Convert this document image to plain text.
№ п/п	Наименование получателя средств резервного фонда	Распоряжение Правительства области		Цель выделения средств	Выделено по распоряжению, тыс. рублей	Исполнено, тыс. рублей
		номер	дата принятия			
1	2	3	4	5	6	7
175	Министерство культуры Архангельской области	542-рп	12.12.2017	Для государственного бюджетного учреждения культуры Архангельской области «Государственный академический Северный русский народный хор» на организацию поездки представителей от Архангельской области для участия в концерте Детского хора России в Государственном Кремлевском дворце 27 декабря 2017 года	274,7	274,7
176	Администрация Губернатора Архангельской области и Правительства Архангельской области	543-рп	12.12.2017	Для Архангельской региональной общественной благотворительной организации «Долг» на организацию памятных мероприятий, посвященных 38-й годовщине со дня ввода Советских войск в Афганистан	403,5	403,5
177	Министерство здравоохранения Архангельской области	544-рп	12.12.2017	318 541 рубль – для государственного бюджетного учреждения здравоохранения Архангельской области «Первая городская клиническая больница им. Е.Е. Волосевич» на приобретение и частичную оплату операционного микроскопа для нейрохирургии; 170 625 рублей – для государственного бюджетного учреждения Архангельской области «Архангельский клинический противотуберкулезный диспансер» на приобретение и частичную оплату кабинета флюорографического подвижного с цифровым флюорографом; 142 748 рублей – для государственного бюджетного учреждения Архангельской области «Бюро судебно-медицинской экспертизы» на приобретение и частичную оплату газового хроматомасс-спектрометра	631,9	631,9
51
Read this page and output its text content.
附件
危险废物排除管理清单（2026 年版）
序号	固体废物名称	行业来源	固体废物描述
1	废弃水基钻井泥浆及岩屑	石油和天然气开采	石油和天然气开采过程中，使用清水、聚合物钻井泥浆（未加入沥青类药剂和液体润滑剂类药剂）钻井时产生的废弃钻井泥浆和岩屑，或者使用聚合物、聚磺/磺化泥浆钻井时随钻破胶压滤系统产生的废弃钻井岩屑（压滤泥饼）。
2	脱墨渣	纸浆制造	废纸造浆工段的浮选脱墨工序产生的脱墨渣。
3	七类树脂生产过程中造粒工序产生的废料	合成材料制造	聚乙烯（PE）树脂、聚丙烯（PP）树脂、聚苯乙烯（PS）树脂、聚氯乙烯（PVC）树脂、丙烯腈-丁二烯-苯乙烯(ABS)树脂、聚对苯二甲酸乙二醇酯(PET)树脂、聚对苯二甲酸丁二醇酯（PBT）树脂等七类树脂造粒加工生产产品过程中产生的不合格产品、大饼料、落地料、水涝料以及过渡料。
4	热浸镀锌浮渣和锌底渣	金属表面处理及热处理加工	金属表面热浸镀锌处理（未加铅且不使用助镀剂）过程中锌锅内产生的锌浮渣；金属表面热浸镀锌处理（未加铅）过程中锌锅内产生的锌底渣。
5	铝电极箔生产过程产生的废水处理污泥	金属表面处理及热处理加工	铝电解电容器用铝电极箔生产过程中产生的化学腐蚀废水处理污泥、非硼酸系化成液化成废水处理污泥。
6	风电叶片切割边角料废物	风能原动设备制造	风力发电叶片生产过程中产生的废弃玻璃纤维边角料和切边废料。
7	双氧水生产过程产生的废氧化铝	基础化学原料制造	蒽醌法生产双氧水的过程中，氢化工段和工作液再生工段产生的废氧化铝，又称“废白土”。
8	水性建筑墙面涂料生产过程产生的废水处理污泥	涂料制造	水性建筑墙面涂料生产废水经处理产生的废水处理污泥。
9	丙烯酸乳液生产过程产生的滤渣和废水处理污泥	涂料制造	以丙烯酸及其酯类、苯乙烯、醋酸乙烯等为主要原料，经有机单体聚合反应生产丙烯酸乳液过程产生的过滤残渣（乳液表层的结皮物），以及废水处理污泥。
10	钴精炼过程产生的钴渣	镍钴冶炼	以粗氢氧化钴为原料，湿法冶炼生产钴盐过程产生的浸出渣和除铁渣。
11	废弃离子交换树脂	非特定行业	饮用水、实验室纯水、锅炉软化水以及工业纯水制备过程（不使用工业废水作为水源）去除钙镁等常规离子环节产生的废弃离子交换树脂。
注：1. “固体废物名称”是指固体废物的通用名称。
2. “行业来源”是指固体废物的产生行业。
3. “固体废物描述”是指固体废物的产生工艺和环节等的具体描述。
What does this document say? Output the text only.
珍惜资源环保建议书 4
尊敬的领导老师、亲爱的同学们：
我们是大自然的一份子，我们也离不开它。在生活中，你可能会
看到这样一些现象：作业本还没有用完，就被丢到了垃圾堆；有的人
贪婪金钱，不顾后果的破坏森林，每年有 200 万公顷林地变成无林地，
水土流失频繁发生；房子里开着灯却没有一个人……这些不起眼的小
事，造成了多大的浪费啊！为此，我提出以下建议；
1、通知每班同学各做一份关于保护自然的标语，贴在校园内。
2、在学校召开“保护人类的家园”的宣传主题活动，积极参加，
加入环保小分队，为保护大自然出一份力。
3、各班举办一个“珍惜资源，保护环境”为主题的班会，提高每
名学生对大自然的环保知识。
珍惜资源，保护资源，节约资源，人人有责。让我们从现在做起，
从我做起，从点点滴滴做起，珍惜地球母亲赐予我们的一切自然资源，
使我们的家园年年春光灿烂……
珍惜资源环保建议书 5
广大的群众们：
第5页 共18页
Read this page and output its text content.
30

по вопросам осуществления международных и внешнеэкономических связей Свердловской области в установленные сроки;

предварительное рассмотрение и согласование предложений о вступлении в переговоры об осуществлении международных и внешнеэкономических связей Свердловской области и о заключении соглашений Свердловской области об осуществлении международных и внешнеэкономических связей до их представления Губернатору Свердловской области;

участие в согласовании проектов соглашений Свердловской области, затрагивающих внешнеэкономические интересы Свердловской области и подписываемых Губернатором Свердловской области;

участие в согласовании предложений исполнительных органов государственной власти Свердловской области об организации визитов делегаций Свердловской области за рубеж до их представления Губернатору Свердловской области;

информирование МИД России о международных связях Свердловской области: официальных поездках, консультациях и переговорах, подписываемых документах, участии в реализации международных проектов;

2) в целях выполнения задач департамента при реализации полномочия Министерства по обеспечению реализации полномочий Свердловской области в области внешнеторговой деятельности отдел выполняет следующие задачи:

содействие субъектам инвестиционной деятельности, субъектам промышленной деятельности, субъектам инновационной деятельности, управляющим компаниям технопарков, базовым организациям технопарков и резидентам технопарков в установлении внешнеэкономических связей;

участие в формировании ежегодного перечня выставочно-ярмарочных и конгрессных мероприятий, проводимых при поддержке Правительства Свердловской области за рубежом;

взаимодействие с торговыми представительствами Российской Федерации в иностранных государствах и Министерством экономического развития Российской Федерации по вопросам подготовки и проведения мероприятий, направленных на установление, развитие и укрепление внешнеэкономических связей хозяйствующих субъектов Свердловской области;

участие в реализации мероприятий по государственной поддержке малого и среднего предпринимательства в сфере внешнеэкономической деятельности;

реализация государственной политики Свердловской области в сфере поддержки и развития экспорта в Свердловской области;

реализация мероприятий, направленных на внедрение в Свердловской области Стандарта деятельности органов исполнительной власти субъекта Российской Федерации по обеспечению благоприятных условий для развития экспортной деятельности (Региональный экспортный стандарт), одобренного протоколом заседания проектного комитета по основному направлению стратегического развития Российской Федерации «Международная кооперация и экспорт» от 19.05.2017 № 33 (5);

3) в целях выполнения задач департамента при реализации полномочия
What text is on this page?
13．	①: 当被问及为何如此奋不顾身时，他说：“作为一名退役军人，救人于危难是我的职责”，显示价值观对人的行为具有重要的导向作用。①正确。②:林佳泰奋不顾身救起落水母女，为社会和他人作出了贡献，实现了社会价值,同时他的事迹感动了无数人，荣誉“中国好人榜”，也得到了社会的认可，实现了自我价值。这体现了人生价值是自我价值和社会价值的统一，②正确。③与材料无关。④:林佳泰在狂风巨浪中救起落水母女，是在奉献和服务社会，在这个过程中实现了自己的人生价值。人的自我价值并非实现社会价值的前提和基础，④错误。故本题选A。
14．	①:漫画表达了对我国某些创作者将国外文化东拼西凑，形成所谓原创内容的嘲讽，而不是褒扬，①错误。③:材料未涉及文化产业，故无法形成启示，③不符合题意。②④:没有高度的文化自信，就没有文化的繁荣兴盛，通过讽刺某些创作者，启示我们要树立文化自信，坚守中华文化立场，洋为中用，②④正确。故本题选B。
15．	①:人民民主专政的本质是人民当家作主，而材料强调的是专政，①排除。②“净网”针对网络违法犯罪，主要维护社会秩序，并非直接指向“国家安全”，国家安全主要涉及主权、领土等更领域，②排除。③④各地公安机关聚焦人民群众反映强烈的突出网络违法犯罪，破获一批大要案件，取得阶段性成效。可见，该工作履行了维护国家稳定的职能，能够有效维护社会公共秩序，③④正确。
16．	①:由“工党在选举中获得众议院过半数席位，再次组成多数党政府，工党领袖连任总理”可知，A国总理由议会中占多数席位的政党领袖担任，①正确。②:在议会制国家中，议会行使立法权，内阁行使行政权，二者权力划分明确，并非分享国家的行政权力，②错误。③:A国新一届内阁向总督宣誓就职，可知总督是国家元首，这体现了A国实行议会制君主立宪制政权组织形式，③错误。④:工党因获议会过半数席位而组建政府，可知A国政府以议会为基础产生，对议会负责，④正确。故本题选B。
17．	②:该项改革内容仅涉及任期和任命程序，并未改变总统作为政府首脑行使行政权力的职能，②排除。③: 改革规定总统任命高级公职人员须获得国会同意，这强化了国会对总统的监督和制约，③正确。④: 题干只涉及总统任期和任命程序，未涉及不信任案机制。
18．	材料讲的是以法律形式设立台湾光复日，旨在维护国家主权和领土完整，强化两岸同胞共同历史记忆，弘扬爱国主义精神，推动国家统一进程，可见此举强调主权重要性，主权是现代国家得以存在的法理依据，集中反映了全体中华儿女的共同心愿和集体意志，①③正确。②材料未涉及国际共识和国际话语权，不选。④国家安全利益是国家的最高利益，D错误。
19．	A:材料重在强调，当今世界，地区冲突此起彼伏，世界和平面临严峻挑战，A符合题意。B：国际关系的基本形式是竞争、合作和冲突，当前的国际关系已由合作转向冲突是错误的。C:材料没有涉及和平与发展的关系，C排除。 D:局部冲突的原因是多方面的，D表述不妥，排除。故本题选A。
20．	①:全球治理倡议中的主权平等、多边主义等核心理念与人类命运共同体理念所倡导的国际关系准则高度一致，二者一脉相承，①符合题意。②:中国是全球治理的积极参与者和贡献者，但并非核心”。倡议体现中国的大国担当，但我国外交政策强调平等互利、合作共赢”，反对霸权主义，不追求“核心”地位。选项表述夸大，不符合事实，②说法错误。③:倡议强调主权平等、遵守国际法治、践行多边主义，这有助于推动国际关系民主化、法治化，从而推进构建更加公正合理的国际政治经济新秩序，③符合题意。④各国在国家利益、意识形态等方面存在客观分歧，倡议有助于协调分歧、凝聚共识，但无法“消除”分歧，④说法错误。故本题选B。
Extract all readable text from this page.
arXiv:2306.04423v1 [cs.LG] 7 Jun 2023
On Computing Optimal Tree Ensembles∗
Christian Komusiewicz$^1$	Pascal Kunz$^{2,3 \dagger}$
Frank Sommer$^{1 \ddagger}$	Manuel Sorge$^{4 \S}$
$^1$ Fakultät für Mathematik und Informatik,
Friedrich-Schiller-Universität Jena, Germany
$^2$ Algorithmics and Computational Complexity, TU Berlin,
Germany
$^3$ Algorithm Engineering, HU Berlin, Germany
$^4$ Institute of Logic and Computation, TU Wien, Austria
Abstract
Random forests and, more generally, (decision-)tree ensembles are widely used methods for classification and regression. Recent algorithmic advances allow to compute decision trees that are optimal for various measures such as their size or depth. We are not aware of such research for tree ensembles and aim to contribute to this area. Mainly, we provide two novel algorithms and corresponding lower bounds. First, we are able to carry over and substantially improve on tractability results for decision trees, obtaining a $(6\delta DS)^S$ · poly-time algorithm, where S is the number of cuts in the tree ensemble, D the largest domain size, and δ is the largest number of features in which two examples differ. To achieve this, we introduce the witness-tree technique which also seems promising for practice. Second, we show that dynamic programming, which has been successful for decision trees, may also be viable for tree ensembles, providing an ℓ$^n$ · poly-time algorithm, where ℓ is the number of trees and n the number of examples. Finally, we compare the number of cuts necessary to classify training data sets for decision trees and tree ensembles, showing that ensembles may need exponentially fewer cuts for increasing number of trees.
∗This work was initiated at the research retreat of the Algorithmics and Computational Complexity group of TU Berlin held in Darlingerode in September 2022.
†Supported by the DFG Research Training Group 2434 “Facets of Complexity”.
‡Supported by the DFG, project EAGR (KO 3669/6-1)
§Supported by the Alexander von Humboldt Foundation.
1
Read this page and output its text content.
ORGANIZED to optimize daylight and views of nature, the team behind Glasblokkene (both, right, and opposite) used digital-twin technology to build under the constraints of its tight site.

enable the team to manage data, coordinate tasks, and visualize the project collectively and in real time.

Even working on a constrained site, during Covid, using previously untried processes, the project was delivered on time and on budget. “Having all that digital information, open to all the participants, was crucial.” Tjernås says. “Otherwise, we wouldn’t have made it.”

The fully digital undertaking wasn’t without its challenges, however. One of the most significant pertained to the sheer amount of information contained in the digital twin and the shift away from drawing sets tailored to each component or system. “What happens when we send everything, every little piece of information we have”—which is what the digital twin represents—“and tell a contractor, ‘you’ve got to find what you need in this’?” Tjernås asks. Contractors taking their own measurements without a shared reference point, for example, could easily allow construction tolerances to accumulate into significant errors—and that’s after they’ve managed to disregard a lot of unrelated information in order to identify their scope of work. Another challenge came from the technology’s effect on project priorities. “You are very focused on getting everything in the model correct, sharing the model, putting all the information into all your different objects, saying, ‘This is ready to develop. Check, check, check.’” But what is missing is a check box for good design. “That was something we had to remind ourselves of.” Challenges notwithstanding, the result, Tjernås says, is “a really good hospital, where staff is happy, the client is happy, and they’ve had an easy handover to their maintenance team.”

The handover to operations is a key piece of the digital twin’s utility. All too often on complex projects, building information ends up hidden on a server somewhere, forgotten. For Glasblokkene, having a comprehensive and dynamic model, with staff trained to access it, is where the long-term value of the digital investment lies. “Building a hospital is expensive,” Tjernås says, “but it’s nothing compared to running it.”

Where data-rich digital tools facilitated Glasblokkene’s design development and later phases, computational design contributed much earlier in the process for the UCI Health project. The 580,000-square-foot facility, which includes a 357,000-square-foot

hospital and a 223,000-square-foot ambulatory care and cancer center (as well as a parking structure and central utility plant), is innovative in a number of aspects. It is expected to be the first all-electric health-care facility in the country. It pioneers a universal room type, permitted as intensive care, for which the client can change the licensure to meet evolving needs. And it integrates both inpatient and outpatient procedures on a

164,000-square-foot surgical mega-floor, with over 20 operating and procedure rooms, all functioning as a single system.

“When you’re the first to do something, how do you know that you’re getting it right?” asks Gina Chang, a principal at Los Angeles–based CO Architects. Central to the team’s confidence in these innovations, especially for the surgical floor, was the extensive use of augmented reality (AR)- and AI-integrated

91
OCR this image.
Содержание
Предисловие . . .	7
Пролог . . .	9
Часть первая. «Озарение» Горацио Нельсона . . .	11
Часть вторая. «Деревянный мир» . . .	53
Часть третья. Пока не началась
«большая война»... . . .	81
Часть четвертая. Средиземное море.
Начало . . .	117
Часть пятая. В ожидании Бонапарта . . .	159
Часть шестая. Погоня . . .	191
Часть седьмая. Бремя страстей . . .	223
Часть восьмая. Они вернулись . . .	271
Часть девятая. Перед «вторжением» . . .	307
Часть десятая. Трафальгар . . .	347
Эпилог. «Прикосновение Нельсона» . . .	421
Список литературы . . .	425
------------------------------------------------------------
AIM OF THE TASK
Check each line of the records above for the word "подписываемых", then give the number of lines that have it, with no other words.

EXERCISE ANSWER
2